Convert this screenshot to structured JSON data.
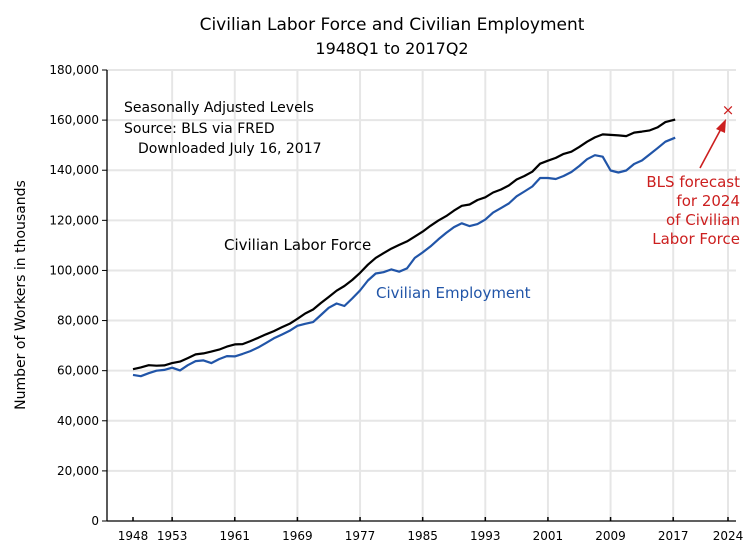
{
  "chart_data": {
    "type": "line",
    "title": "Civilian Labor Force and Civilian Employment",
    "subtitle": "1948Q1 to 2017Q2",
    "xlabel": "",
    "ylabel": "Number of Workers in thousands",
    "xlim": [
      1946,
      2025
    ],
    "ylim": [
      0,
      180000
    ],
    "grid": true,
    "yticks": [
      0,
      20000,
      40000,
      60000,
      80000,
      100000,
      120000,
      140000,
      160000,
      180000
    ],
    "ytick_labels": [
      "0",
      "20,000",
      "40,000",
      "60,000",
      "80,000",
      "100,000",
      "120,000",
      "140,000",
      "160,000",
      "180,000"
    ],
    "xticks": [
      1948,
      1953,
      1961,
      1969,
      1977,
      1985,
      1993,
      2001,
      2009,
      2017,
      2024
    ],
    "xtick_labels": [
      "1948",
      "1953",
      "1961",
      "1969",
      "1977",
      "1985",
      "1993",
      "2001",
      "2009",
      "2017",
      "2024"
    ],
    "notes": [
      "Seasonally Adjusted Levels",
      "Source:  BLS via FRED",
      "Downloaded July 16, 2017"
    ],
    "series": [
      {
        "name": "Civilian Labor Force",
        "color": "#000000",
        "x": [
          1948,
          1949,
          1950,
          1951,
          1952,
          1953,
          1954,
          1955,
          1956,
          1957,
          1958,
          1959,
          1960,
          1961,
          1962,
          1963,
          1964,
          1965,
          1966,
          1967,
          1968,
          1969,
          1970,
          1971,
          1972,
          1973,
          1974,
          1975,
          1976,
          1977,
          1978,
          1979,
          1980,
          1981,
          1982,
          1983,
          1984,
          1985,
          1986,
          1987,
          1988,
          1989,
          1990,
          1991,
          1992,
          1993,
          1994,
          1995,
          1996,
          1997,
          1998,
          1999,
          2000,
          2001,
          2002,
          2003,
          2004,
          2005,
          2006,
          2007,
          2008,
          2009,
          2010,
          2011,
          2012,
          2013,
          2014,
          2015,
          2016,
          2017.25
        ],
        "values": [
          60600,
          61300,
          62200,
          62000,
          62100,
          63000,
          63600,
          65000,
          66500,
          66900,
          67600,
          68400,
          69600,
          70500,
          70600,
          71800,
          73100,
          74500,
          75800,
          77300,
          78700,
          80700,
          82800,
          84400,
          87000,
          89400,
          91900,
          93800,
          96200,
          99000,
          102300,
          105000,
          106900,
          108700,
          110200,
          111600,
          113500,
          115500,
          117800,
          119900,
          121700,
          123900,
          125800,
          126300,
          128100,
          129200,
          131100,
          132300,
          133900,
          136300,
          137700,
          139400,
          142600,
          143800,
          144900,
          146500,
          147400,
          149300,
          151400,
          153100,
          154300,
          154100,
          153900,
          153600,
          155000,
          155400,
          155900,
          157100,
          159200,
          160200
        ]
      },
      {
        "name": "Civilian Employment",
        "color": "#2155a8",
        "x": [
          1948,
          1949,
          1950,
          1951,
          1952,
          1953,
          1954,
          1955,
          1956,
          1957,
          1958,
          1959,
          1960,
          1961,
          1962,
          1963,
          1964,
          1965,
          1966,
          1967,
          1968,
          1969,
          1970,
          1971,
          1972,
          1973,
          1974,
          1975,
          1976,
          1977,
          1978,
          1979,
          1980,
          1981,
          1982,
          1983,
          1984,
          1985,
          1986,
          1987,
          1988,
          1989,
          1990,
          1991,
          1992,
          1993,
          1994,
          1995,
          1996,
          1997,
          1998,
          1999,
          2000,
          2001,
          2002,
          2003,
          2004,
          2005,
          2006,
          2007,
          2008,
          2009,
          2010,
          2011,
          2012,
          2013,
          2014,
          2015,
          2016,
          2017.25
        ],
        "values": [
          58300,
          57800,
          59000,
          60000,
          60300,
          61200,
          60100,
          62200,
          63800,
          64100,
          63000,
          64600,
          65800,
          65700,
          66700,
          67800,
          69300,
          71100,
          72900,
          74400,
          75900,
          77900,
          78700,
          79400,
          82200,
          85100,
          86800,
          85800,
          88800,
          92000,
          96000,
          98800,
          99300,
          100400,
          99500,
          100800,
          105000,
          107200,
          109600,
          112400,
          115000,
          117300,
          118800,
          117700,
          118500,
          120300,
          123100,
          124900,
          126700,
          129600,
          131500,
          133500,
          136900,
          136900,
          136500,
          137700,
          139300,
          141700,
          144400,
          146000,
          145400,
          139900,
          139100,
          139900,
          142500,
          143900,
          146300,
          148800,
          151400,
          153000
        ]
      }
    ],
    "annotations": {
      "labor_force_label": "Civilian Labor Force",
      "employment_label": "Civilian Employment",
      "forecast": {
        "year": 2024,
        "value": 164000,
        "marker": "×",
        "lines": [
          "BLS forecast",
          "for 2024",
          "of Civilian",
          "Labor Force"
        ],
        "color": "#cc1f1f"
      }
    }
  }
}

★ ★ ★ ★

» **EXERCISE**
Make an exact copy of the records above, with the pictures left out.

» **SOLVED PROBLEM**
Convert this screenshot to structured JSON data.
{
  "chart_data": {
    "type": "line",
    "title": "Civilian Labor Force and Civilian Employment",
    "subtitle": "1948Q1 to 2017Q2",
    "xlabel": "",
    "ylabel": "Number of Workers in thousands",
    "xlim": [
      1946,
      2025
    ],
    "ylim": [
      0,
      180000
    ],
    "grid": true,
    "yticks": [
      0,
      20000,
      40000,
      60000,
      80000,
      100000,
      120000,
      140000,
      160000,
      180000
    ],
    "ytick_labels": [
      "0",
      "20,000",
      "40,000",
      "60,000",
      "80,000",
      "100,000",
      "120,000",
      "140,000",
      "160,000",
      "180,000"
    ],
    "xticks": [
      1948,
      1953,
      1961,
      1969,
      1977,
      1985,
      1993,
      2001,
      2009,
      2017,
      2024
    ],
    "xtick_labels": [
      "1948",
      "1953",
      "1961",
      "1969",
      "1977",
      "1985",
      "1993",
      "2001",
      "2009",
      "2017",
      "2024"
    ],
    "notes": [
      "Seasonally Adjusted Levels",
      "Source:  BLS via FRED",
      "Downloaded July 16, 2017"
    ],
    "series": [
      {
        "name": "Civilian Labor Force",
        "color": "#000000",
        "x": [
          1948,
          1949,
          1950,
          1951,
          1952,
          1953,
          1954,
          1955,
          1956,
          1957,
          1958,
          1959,
          1960,
          1961,
          1962,
          1963,
          1964,
          1965,
          1966,
          1967,
          1968,
          1969,
          1970,
          1971,
          1972,
          1973,
          1974,
          1975,
          1976,
          1977,
          1978,
          1979,
          1980,
          1981,
          1982,
          1983,
          1984,
          1985,
          1986,
          1987,
          1988,
          1989,
          1990,
          1991,
          1992,
          1993,
          1994,
          1995,
          1996,
          1997,
          1998,
          1999,
          2000,
          2001,
          2002,
          2003,
          2004,
          2005,
          2006,
          2007,
          2008,
          2009,
          2010,
          2011,
          2012,
          2013,
          2014,
          2015,
          2016,
          2017.25
        ],
        "values": [
          60600,
          61300,
          62200,
          62000,
          62100,
          63000,
          63600,
          65000,
          66500,
          66900,
          67600,
          68400,
          69600,
          70500,
          70600,
          71800,
          73100,
          74500,
          75800,
          77300,
          78700,
          80700,
          82800,
          84400,
          87000,
          89400,
          91900,
          93800,
          96200,
          99000,
          102300,
          105000,
          106900,
          108700,
          110200,
          111600,
          113500,
          115500,
          117800,
          119900,
          121700,
          123900,
          125800,
          126300,
          128100,
          129200,
          131100,
          132300,
          133900,
          136300,
          137700,
          139400,
          142600,
          143800,
          144900,
          146500,
          147400,
          149300,
          151400,
          153100,
          154300,
          154100,
          153900,
          153600,
          155000,
          155400,
          155900,
          157100,
          159200,
          160200
        ]
      },
      {
        "name": "Civilian Employment",
        "color": "#2155a8",
        "x": [
          1948,
          1949,
          1950,
          1951,
          1952,
          1953,
          1954,
          1955,
          1956,
          1957,
          1958,
          1959,
          1960,
          1961,
          1962,
          1963,
          1964,
          1965,
          1966,
          1967,
          1968,
          1969,
          1970,
          1971,
          1972,
          1973,
          1974,
          1975,
          1976,
          1977,
          1978,
          1979,
          1980,
          1981,
          1982,
          1983,
          1984,
          1985,
          1986,
          1987,
          1988,
          1989,
          1990,
          1991,
          1992,
          1993,
          1994,
          1995,
          1996,
          1997,
          1998,
          1999,
          2000,
          2001,
          2002,
          2003,
          2004,
          2005,
          2006,
          2007,
          2008,
          2009,
          2010,
          2011,
          2012,
          2013,
          2014,
          2015,
          2016,
          2017.25
        ],
        "values": [
          58300,
          57800,
          59000,
          60000,
          60300,
          61200,
          60100,
          62200,
          63800,
          64100,
          63000,
          64600,
          65800,
          65700,
          66700,
          67800,
          69300,
          71100,
          72900,
          74400,
          75900,
          77900,
          78700,
          79400,
          82200,
          85100,
          86800,
          85800,
          88800,
          92000,
          96000,
          98800,
          99300,
          100400,
          99500,
          100800,
          105000,
          107200,
          109600,
          112400,
          115000,
          117300,
          118800,
          117700,
          118500,
          120300,
          123100,
          124900,
          126700,
          129600,
          131500,
          133500,
          136900,
          136900,
          136500,
          137700,
          139300,
          141700,
          144400,
          146000,
          145400,
          139900,
          139100,
          139900,
          142500,
          143900,
          146300,
          148800,
          151400,
          153000
        ]
      }
    ],
    "annotations": {
      "labor_force_label": "Civilian Labor Force",
      "employment_label": "Civilian Employment",
      "forecast": {
        "year": 2024,
        "value": 164000,
        "marker": "×",
        "lines": [
          "BLS forecast",
          "for 2024",
          "of Civilian",
          "Labor Force"
        ],
        "color": "#cc1f1f"
      }
    }
  }
}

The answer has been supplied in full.